• _What this task involves_: Work out how many lines in the entries contain the string "BULBO", and give nothing but that number.

• _Records for this task_:

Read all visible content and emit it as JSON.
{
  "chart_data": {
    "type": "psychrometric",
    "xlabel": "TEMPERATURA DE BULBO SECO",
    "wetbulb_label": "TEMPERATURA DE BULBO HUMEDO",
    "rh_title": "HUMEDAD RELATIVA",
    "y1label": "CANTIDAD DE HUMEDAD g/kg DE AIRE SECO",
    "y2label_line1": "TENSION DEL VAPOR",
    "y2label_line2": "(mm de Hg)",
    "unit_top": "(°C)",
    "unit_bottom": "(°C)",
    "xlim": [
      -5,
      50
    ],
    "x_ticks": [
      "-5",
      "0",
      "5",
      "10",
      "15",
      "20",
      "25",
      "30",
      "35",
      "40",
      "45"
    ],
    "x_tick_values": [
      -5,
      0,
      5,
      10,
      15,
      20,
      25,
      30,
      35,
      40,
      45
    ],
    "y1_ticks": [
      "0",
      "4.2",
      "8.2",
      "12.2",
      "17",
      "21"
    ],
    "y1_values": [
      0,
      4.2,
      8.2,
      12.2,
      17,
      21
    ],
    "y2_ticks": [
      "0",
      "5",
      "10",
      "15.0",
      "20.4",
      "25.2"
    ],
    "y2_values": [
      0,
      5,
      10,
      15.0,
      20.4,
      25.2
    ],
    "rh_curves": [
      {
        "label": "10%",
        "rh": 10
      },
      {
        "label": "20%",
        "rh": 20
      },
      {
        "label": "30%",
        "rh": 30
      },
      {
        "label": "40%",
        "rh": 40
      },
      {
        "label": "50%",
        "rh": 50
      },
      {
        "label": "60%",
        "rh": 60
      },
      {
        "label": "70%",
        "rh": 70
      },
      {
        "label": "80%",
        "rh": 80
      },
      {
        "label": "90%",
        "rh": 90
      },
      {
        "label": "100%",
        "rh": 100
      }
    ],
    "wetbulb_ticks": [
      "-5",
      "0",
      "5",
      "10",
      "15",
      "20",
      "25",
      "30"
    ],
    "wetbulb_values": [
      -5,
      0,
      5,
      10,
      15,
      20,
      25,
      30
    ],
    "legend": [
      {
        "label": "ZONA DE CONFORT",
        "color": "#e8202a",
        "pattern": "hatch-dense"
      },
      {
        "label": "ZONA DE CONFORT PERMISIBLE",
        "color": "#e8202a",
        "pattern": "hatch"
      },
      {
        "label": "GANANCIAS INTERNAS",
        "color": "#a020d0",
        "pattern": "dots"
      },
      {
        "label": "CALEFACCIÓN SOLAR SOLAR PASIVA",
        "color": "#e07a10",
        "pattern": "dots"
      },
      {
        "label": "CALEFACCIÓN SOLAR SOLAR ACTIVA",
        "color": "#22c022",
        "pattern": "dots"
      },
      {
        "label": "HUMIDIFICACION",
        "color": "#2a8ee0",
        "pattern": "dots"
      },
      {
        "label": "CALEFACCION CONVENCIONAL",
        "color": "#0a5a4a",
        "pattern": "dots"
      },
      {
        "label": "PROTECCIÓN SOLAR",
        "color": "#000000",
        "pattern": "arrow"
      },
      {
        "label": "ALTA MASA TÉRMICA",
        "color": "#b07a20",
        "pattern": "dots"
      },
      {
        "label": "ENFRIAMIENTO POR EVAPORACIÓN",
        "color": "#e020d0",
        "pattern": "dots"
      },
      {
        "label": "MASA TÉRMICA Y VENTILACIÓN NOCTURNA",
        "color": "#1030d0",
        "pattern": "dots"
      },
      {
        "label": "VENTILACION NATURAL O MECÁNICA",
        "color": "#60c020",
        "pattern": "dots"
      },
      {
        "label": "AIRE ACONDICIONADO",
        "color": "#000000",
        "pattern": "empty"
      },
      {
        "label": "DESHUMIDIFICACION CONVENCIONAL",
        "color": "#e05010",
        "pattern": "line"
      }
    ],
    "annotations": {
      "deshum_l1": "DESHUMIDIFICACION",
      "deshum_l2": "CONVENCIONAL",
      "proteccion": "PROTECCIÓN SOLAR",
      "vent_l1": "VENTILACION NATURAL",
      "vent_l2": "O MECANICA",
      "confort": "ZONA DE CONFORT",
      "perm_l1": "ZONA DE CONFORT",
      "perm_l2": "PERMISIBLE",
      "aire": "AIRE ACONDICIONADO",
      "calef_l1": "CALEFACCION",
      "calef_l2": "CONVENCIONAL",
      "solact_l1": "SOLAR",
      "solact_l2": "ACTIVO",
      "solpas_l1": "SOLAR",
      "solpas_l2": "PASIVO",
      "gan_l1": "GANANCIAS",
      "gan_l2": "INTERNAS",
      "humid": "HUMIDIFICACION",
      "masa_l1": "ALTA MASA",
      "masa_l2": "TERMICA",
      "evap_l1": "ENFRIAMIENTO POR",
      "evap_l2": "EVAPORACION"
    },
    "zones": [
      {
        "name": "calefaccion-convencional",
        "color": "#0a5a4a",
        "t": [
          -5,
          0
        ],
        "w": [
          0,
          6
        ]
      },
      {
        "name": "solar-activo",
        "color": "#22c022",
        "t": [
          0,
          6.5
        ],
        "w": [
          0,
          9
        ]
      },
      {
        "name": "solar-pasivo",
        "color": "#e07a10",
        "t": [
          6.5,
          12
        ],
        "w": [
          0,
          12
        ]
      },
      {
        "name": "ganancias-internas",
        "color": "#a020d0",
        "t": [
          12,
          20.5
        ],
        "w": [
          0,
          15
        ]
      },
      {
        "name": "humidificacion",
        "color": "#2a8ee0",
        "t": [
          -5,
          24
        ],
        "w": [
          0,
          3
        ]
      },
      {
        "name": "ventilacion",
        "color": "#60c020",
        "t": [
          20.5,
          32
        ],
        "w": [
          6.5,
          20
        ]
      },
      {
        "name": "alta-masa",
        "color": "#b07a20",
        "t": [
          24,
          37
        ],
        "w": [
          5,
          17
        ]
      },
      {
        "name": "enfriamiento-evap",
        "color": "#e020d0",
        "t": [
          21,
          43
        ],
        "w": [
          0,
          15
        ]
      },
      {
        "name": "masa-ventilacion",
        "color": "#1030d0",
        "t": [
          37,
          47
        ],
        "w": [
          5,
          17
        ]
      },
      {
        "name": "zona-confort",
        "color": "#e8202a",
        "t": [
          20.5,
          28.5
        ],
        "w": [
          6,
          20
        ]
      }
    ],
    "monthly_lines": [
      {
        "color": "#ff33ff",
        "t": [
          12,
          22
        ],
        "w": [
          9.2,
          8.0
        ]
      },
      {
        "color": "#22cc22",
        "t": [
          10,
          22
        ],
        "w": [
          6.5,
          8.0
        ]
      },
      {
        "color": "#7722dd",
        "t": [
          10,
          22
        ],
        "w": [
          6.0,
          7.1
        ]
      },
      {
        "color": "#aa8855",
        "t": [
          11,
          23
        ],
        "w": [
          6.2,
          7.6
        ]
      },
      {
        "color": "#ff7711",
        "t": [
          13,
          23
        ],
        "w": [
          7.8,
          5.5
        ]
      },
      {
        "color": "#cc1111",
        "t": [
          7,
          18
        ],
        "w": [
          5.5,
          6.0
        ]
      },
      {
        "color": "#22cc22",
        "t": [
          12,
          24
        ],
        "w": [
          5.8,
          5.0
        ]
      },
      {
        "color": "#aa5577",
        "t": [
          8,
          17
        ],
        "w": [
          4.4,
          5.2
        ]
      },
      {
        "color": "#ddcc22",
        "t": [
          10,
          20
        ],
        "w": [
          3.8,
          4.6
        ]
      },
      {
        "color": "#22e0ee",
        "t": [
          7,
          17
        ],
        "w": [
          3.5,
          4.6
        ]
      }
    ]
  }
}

==

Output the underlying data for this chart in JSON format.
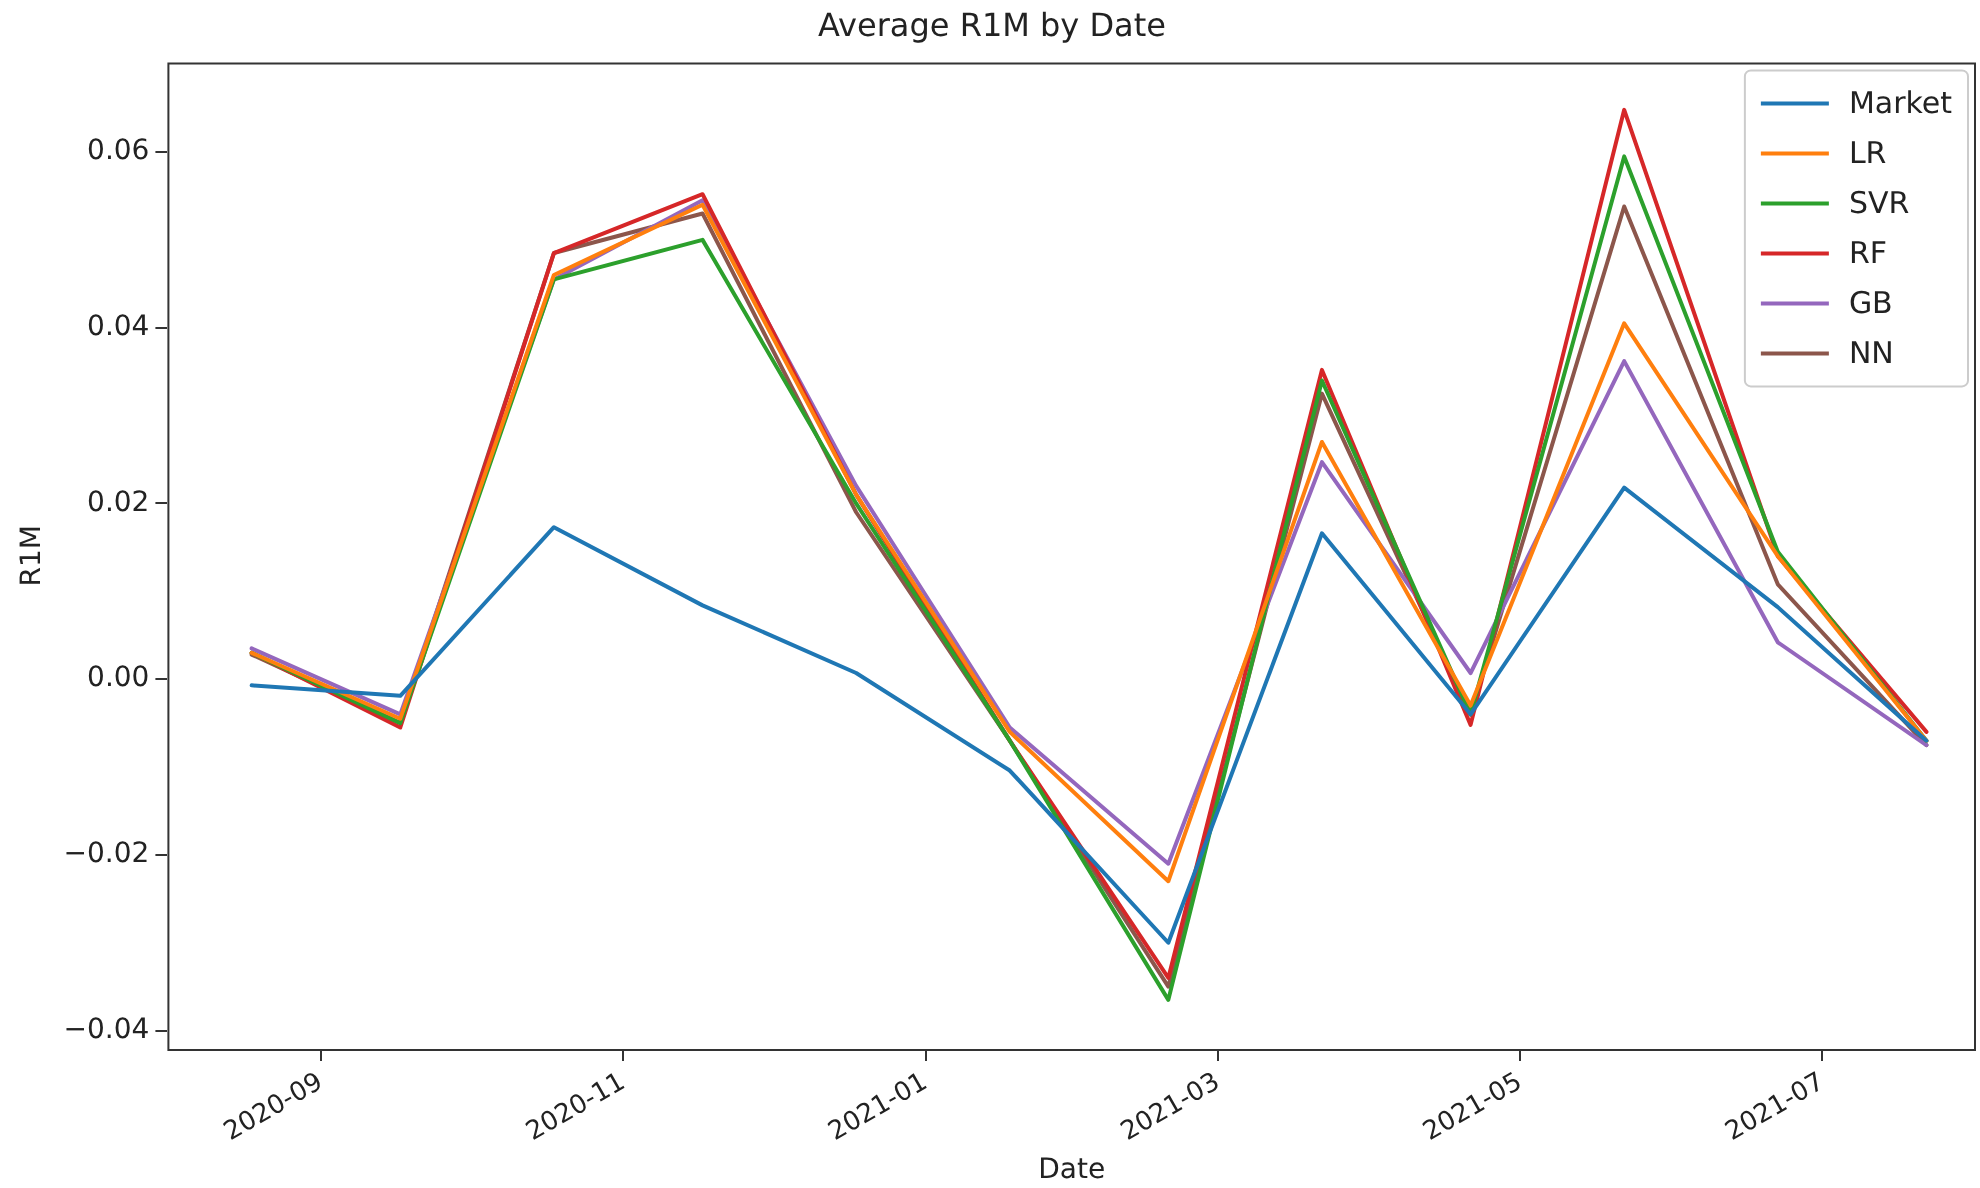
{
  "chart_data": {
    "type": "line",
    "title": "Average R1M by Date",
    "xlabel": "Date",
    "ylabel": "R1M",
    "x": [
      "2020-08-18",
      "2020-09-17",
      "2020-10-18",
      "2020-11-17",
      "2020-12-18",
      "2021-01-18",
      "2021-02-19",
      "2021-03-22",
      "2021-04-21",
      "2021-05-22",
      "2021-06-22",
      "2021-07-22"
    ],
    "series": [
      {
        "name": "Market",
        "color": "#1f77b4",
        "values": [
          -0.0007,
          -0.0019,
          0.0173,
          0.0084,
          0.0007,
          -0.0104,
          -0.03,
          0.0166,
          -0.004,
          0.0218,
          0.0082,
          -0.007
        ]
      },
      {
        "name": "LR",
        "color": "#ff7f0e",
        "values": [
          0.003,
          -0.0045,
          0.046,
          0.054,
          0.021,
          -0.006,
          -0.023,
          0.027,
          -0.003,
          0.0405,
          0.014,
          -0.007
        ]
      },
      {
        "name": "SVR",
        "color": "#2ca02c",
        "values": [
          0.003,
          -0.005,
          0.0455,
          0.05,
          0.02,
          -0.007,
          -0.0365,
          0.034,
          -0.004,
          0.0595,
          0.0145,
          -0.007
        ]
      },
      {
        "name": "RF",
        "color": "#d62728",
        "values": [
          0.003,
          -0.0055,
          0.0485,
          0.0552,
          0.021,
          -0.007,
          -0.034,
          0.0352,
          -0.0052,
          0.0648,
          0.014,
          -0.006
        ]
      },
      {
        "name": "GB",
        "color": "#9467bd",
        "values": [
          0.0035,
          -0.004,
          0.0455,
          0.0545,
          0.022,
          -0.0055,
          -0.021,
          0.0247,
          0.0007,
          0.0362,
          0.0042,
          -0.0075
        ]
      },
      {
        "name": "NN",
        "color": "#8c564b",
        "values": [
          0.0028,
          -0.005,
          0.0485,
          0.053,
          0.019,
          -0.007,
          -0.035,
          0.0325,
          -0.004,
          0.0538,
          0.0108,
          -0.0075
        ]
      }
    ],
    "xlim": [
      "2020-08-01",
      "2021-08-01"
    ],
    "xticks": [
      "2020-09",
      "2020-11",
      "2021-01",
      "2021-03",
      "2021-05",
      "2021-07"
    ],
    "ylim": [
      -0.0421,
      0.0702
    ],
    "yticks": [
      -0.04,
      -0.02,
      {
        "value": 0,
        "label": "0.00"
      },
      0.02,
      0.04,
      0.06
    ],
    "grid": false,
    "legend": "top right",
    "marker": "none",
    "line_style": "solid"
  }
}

• _Full answer_: 2